═════ DATA EXTRACT

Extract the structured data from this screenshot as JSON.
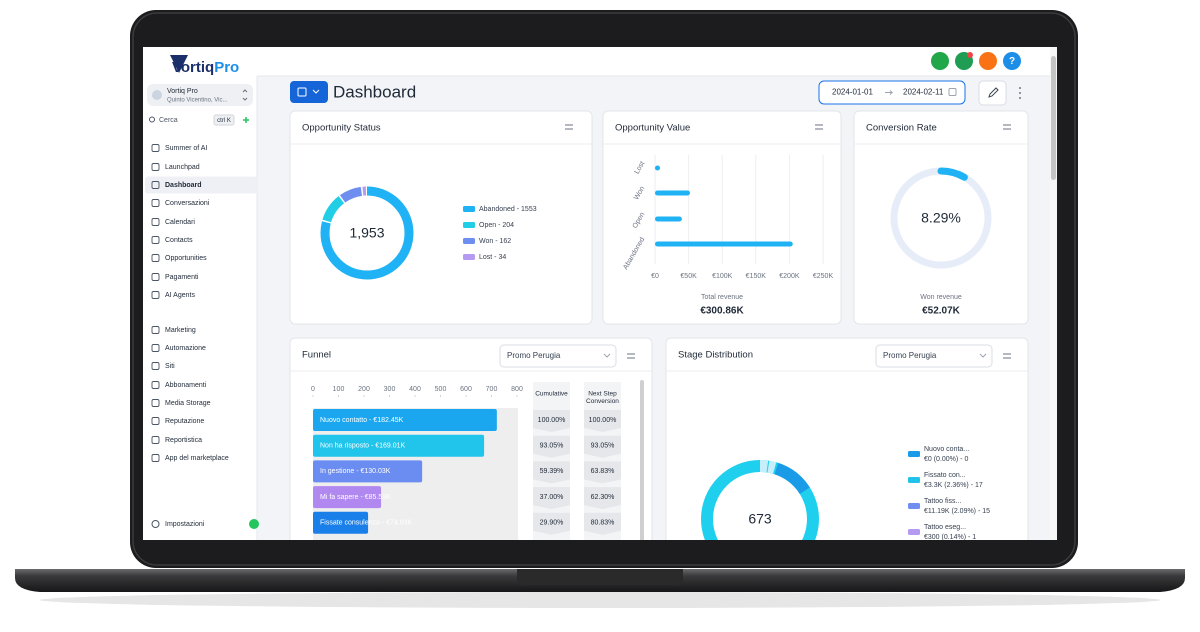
{
  "sidebar": {
    "logo": {
      "first": "Vortiq",
      "second": "Pro"
    },
    "account": {
      "name": "Vortiq Pro",
      "location": "Quinto Vicentino, Vic..."
    },
    "search": {
      "placeholder": "Cerca",
      "shortcut": "ctrl K"
    },
    "nav": [
      "Summer of AI",
      "Launchpad",
      "Dashboard",
      "Conversazioni",
      "Calendari",
      "Contacts",
      "Opportunities",
      "Pagamenti",
      "AI Agents"
    ],
    "nav_more": [
      "Marketing",
      "Automazione",
      "Siti",
      "Abbonamenti",
      "Media Storage",
      "Reputazione",
      "Reportistica",
      "App del marketplace"
    ],
    "settings": "Impostazioni"
  },
  "header": {
    "title": "Dashboard",
    "date_start": "2024-01-01",
    "date_end": "2024-02-11"
  },
  "opportunity_status": {
    "title": "Opportunity Status",
    "total": {
      "value": 1953,
      "label": "1,953"
    },
    "segments": [
      {
        "label": "Abandoned - 1553",
        "value": 1553,
        "color": "#1fb2f5"
      },
      {
        "label": "Open - 204",
        "value": 204,
        "color": "#22cde6"
      },
      {
        "label": "Won - 162",
        "value": 162,
        "color": "#6f8ff0"
      },
      {
        "label": "Lost - 34",
        "value": 34,
        "color": "#b59af2"
      }
    ]
  },
  "opportunity_value": {
    "title": "Opportunity Value",
    "type": "bar",
    "categories": [
      "Lost",
      "Won",
      "Open",
      "Abandoned"
    ],
    "values": [
      3790,
      52070,
      40000,
      205000
    ],
    "color": "#1fb2f5",
    "xlim": [
      0,
      250000
    ],
    "xticks": [
      {
        "value": 0,
        "label": "€0"
      },
      {
        "value": 50000,
        "label": "€50K"
      },
      {
        "value": 100000,
        "label": "€100K"
      },
      {
        "value": 150000,
        "label": "€150K"
      },
      {
        "value": 200000,
        "label": "€200K"
      },
      {
        "value": 250000,
        "label": "€250K"
      }
    ],
    "grid": true,
    "footer_label": "Total revenue",
    "footer_value": "€300.86K"
  },
  "conversion_rate": {
    "title": "Conversion Rate",
    "value": 8.29,
    "value_label": "8.29%",
    "color": "#1fb2f5",
    "footer_label": "Won revenue",
    "footer_value": "€52.07K"
  },
  "funnel": {
    "title": "Funnel",
    "filter": "Promo Perugia",
    "xlim": [
      0,
      800
    ],
    "xticks": [
      0,
      100,
      200,
      300,
      400,
      500,
      600,
      700,
      800
    ],
    "columns": {
      "cumulative": "Cumulative",
      "next_step": [
        "Next Step",
        "Conversion"
      ]
    },
    "rows": [
      {
        "label": "Nuovo contatto - €182.45K",
        "value": 721,
        "cumulative": "100.00%",
        "next_step": "100.00%",
        "color": "#1aa7f0"
      },
      {
        "label": "Non ha risposto - €169.01K",
        "value": 671,
        "cumulative": "93.05%",
        "next_step": "93.05%",
        "color": "#21c4ea"
      },
      {
        "label": "In gestione - €130.03K",
        "value": 428,
        "cumulative": "59.39%",
        "next_step": "63.83%",
        "color": "#6b8cf0"
      },
      {
        "label": "Mi fa sapere - €85.53K",
        "value": 267,
        "cumulative": "37.00%",
        "next_step": "62.30%",
        "color": "#b088f0"
      },
      {
        "label": "Fissate consulenza - €74.03K",
        "value": 216,
        "cumulative": "29.90%",
        "next_step": "80.83%",
        "color": "#1a7fe8"
      }
    ]
  },
  "stage_distribution": {
    "title": "Stage Distribution",
    "filter": "Promo Perugia",
    "total": 673,
    "stages": [
      {
        "name": "Nuovo conta...",
        "detail": "€0 (0.00%) - 0",
        "value": 0,
        "color": "#1a9be8"
      },
      {
        "name": "Fissato con...",
        "detail": "€3.3K (2.36%) - 17",
        "value": 17,
        "color": "#22c3ea"
      },
      {
        "name": "Tattoo fiss...",
        "detail": "€11.19K (2.09%) - 15",
        "value": 15,
        "color": "#6f8ff0"
      },
      {
        "name": "Tattoo eseg...",
        "detail": "€300 (0.14%) - 1",
        "value": 1,
        "color": "#b59af2"
      }
    ]
  }
}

══════════

— WHAT IS NEEDED —
Return the material exactly as given, apart from the pictures.

— TASK SOLUTION —
Extract the structured data from this screenshot as JSON.
{
  "sidebar": {
    "logo": {
      "first": "Vortiq",
      "second": "Pro"
    },
    "account": {
      "name": "Vortiq Pro",
      "location": "Quinto Vicentino, Vic..."
    },
    "search": {
      "placeholder": "Cerca",
      "shortcut": "ctrl K"
    },
    "nav": [
      "Summer of AI",
      "Launchpad",
      "Dashboard",
      "Conversazioni",
      "Calendari",
      "Contacts",
      "Opportunities",
      "Pagamenti",
      "AI Agents"
    ],
    "nav_more": [
      "Marketing",
      "Automazione",
      "Siti",
      "Abbonamenti",
      "Media Storage",
      "Reputazione",
      "Reportistica",
      "App del marketplace"
    ],
    "settings": "Impostazioni"
  },
  "header": {
    "title": "Dashboard",
    "date_start": "2024-01-01",
    "date_end": "2024-02-11"
  },
  "opportunity_status": {
    "title": "Opportunity Status",
    "total": {
      "value": 1953,
      "label": "1,953"
    },
    "segments": [
      {
        "label": "Abandoned - 1553",
        "value": 1553,
        "color": "#1fb2f5"
      },
      {
        "label": "Open - 204",
        "value": 204,
        "color": "#22cde6"
      },
      {
        "label": "Won - 162",
        "value": 162,
        "color": "#6f8ff0"
      },
      {
        "label": "Lost - 34",
        "value": 34,
        "color": "#b59af2"
      }
    ]
  },
  "opportunity_value": {
    "title": "Opportunity Value",
    "type": "bar",
    "categories": [
      "Lost",
      "Won",
      "Open",
      "Abandoned"
    ],
    "values": [
      3790,
      52070,
      40000,
      205000
    ],
    "color": "#1fb2f5",
    "xlim": [
      0,
      250000
    ],
    "xticks": [
      {
        "value": 0,
        "label": "€0"
      },
      {
        "value": 50000,
        "label": "€50K"
      },
      {
        "value": 100000,
        "label": "€100K"
      },
      {
        "value": 150000,
        "label": "€150K"
      },
      {
        "value": 200000,
        "label": "€200K"
      },
      {
        "value": 250000,
        "label": "€250K"
      }
    ],
    "grid": true,
    "footer_label": "Total revenue",
    "footer_value": "€300.86K"
  },
  "conversion_rate": {
    "title": "Conversion Rate",
    "value": 8.29,
    "value_label": "8.29%",
    "color": "#1fb2f5",
    "footer_label": "Won revenue",
    "footer_value": "€52.07K"
  },
  "funnel": {
    "title": "Funnel",
    "filter": "Promo Perugia",
    "xlim": [
      0,
      800
    ],
    "xticks": [
      0,
      100,
      200,
      300,
      400,
      500,
      600,
      700,
      800
    ],
    "columns": {
      "cumulative": "Cumulative",
      "next_step": [
        "Next Step",
        "Conversion"
      ]
    },
    "rows": [
      {
        "label": "Nuovo contatto - €182.45K",
        "value": 721,
        "cumulative": "100.00%",
        "next_step": "100.00%",
        "color": "#1aa7f0"
      },
      {
        "label": "Non ha risposto - €169.01K",
        "value": 671,
        "cumulative": "93.05%",
        "next_step": "93.05%",
        "color": "#21c4ea"
      },
      {
        "label": "In gestione - €130.03K",
        "value": 428,
        "cumulative": "59.39%",
        "next_step": "63.83%",
        "color": "#6b8cf0"
      },
      {
        "label": "Mi fa sapere - €85.53K",
        "value": 267,
        "cumulative": "37.00%",
        "next_step": "62.30%",
        "color": "#b088f0"
      },
      {
        "label": "Fissate consulenza - €74.03K",
        "value": 216,
        "cumulative": "29.90%",
        "next_step": "80.83%",
        "color": "#1a7fe8"
      }
    ]
  },
  "stage_distribution": {
    "title": "Stage Distribution",
    "filter": "Promo Perugia",
    "total": 673,
    "stages": [
      {
        "name": "Nuovo conta...",
        "detail": "€0 (0.00%) - 0",
        "value": 0,
        "color": "#1a9be8"
      },
      {
        "name": "Fissato con...",
        "detail": "€3.3K (2.36%) - 17",
        "value": 17,
        "color": "#22c3ea"
      },
      {
        "name": "Tattoo fiss...",
        "detail": "€11.19K (2.09%) - 15",
        "value": 15,
        "color": "#6f8ff0"
      },
      {
        "name": "Tattoo eseg...",
        "detail": "€300 (0.14%) - 1",
        "value": 1,
        "color": "#b59af2"
      }
    ]
  }
}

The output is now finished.